- Written request
Locate every line in the records below that holds the word "Administrator" and return each one.
>> BEGIN Input records
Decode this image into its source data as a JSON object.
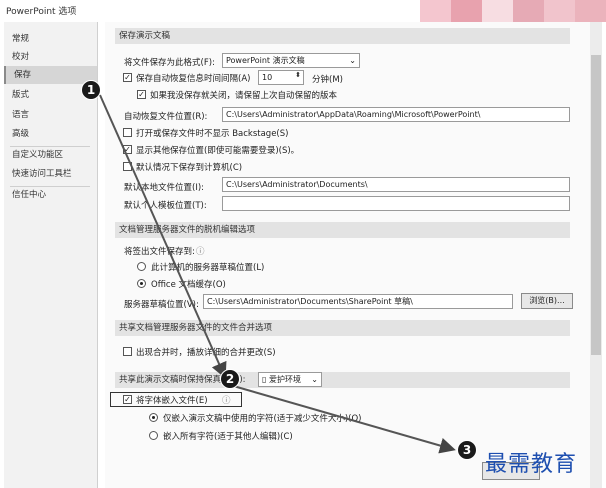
{
  "window": {
    "title": "PowerPoint 选项"
  },
  "watermark_colors": [
    "#f4c6cf",
    "#e8a2ae",
    "#f7dde2",
    "#e6aab5",
    "#f1c4cc",
    "#ebb3bc"
  ],
  "sidebar": {
    "items": [
      {
        "label": "常规"
      },
      {
        "label": "校对"
      },
      {
        "label": "保存",
        "selected": true
      },
      {
        "label": "版式"
      },
      {
        "label": "语言"
      },
      {
        "label": "高级"
      },
      {
        "label": "自定义功能区"
      },
      {
        "label": "快速访问工具栏"
      },
      {
        "label": "信任中心"
      }
    ]
  },
  "save_section": {
    "header": "保存演示文稿",
    "format_label": "将文件保存为此格式(F):",
    "format_value": "PowerPoint 演示文稿",
    "autorecover_label": "保存自动恢复信息时间间隔(A)",
    "autorecover_minutes": "10",
    "minutes_label": "分钟(M)",
    "keep_last_label": "如果我没保存就关闭，请保留上次自动保留的版本",
    "autorecover_location_label": "自动恢复文件位置(R):",
    "autorecover_location_value": "C:\\Users\\Administrator\\AppData\\Roaming\\Microsoft\\PowerPoint\\",
    "no_backstage_label": "打开或保存文件时不显示 Backstage(S)",
    "show_extra_label": "显示其他保存位置(即使可能需要登录)(S)。",
    "default_local_label": "默认情况下保存到计算机(C)",
    "default_local_location_label": "默认本地文件位置(I):",
    "default_local_location_value": "C:\\Users\\Administrator\\Documents\\",
    "personal_templates_label": "默认个人模板位置(T):",
    "personal_templates_value": ""
  },
  "offline_section": {
    "header": "文档管理服务器文件的脱机编辑选项",
    "save_to_label": "将签出文件保存到:",
    "server_drafts_label": "此计算机的服务器草稿位置(L)",
    "office_cache_label": "Office 文档缓存(O)",
    "drafts_location_label": "服务器草稿位置(V):",
    "drafts_location_value": "C:\\Users\\Administrator\\Documents\\SharePoint 草稿\\",
    "browse_label": "浏览(B)..."
  },
  "merge_section": {
    "header": "共享文档管理服务器文件的文件合并选项",
    "show_merge_label": "出现合并时，播放详细的合并更改(S)"
  },
  "fidelity_section": {
    "header": "共享此演示文稿时保持保真度(D):",
    "presentation_value": "爱护环境",
    "embed_fonts_label": "将字体嵌入文件(E)",
    "embed_used_label": "仅嵌入演示文稿中使用的字符(适于减少文件大小)(O)",
    "embed_all_label": "嵌入所有字符(适于其他人编辑)(C)"
  },
  "steps": [
    "1",
    "2",
    "3"
  ],
  "brand_text": "最需教育"
}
>> END Input records
- Full answer
    "autorecover_location_value": "C:\\Users\\Administrator\\AppData\\Roaming\\Microsoft\\PowerPoint\\",
    "default_local_location_value": "C:\\Users\\Administrator\\Documents\\",
    "drafts_location_value": "C:\\Users\\Administrator\\Documents\\SharePoint 草稿\\",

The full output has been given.